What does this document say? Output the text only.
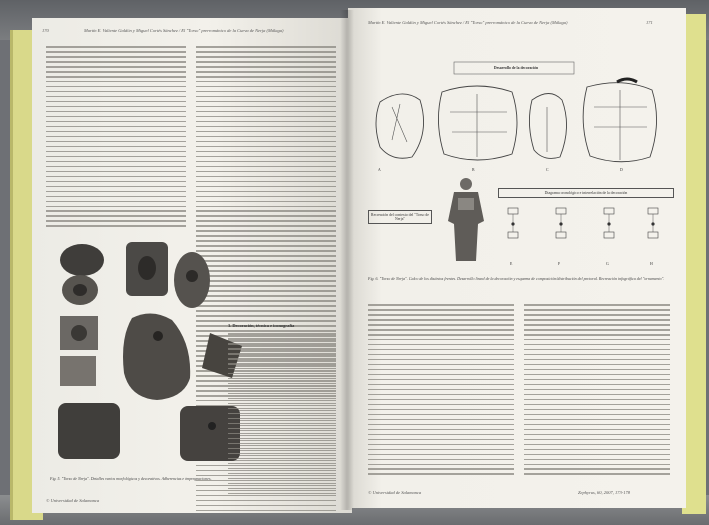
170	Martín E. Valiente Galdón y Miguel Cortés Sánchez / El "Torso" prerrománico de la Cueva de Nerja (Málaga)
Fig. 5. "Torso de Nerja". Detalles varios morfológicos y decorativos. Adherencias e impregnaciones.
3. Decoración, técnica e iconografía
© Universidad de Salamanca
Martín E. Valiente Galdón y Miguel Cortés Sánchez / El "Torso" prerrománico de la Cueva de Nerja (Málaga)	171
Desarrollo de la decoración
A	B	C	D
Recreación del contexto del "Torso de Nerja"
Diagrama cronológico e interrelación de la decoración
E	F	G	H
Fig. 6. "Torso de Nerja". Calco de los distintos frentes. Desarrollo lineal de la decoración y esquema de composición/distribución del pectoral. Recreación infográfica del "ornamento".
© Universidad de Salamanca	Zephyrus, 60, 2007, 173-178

* * *

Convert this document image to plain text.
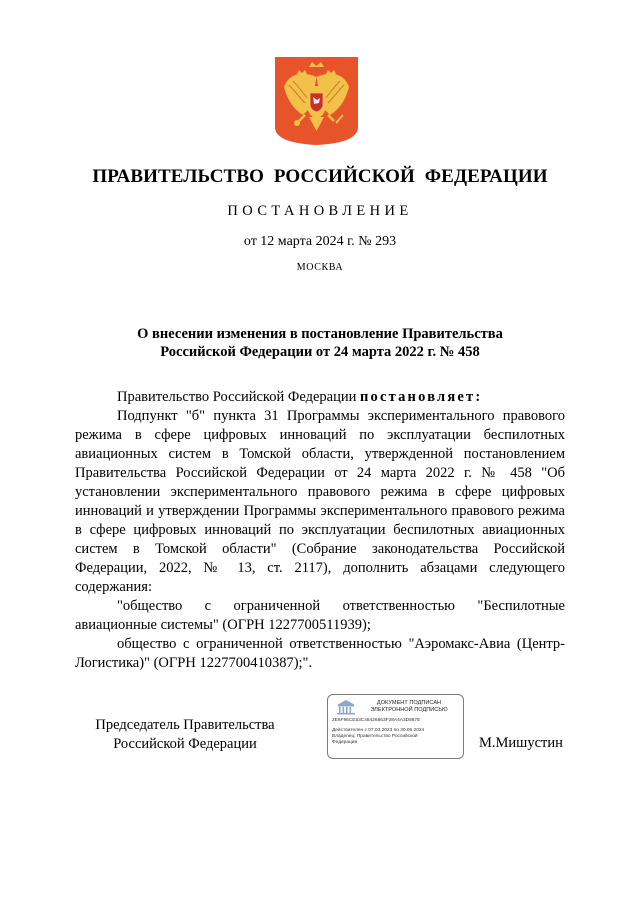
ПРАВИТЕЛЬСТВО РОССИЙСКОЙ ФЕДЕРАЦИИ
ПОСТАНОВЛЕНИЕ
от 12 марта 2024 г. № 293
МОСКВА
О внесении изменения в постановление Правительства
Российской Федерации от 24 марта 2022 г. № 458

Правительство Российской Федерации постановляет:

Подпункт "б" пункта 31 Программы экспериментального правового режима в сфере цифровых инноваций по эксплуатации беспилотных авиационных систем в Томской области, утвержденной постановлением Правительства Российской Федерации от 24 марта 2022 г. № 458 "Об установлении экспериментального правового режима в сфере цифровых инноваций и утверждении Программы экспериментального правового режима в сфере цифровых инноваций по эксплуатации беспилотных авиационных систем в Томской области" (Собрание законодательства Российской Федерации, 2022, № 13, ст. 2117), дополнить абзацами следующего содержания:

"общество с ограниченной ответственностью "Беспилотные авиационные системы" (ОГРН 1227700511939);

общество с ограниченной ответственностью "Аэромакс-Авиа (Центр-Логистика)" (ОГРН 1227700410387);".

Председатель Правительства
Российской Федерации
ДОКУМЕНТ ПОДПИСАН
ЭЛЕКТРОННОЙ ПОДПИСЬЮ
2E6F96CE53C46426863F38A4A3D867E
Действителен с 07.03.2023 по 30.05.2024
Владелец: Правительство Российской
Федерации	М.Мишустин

==

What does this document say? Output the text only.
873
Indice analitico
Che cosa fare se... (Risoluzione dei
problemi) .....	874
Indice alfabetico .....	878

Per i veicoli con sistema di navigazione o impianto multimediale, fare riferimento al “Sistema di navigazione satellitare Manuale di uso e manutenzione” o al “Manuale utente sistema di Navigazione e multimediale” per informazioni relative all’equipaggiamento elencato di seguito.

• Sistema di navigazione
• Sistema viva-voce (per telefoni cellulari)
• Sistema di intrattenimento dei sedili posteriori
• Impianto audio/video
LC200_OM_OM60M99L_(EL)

Job - Where a line of the material above holds the string "общество", copy that line.

Response to this task -
"общество с ограниченной ответственностью "Беспилотные авиационные системы" (ОГРН 1227700511939);
общество с ограниченной ответственностью "Аэромакс-Авиа (Центр-Логистика)" (ОГРН 1227700410387);".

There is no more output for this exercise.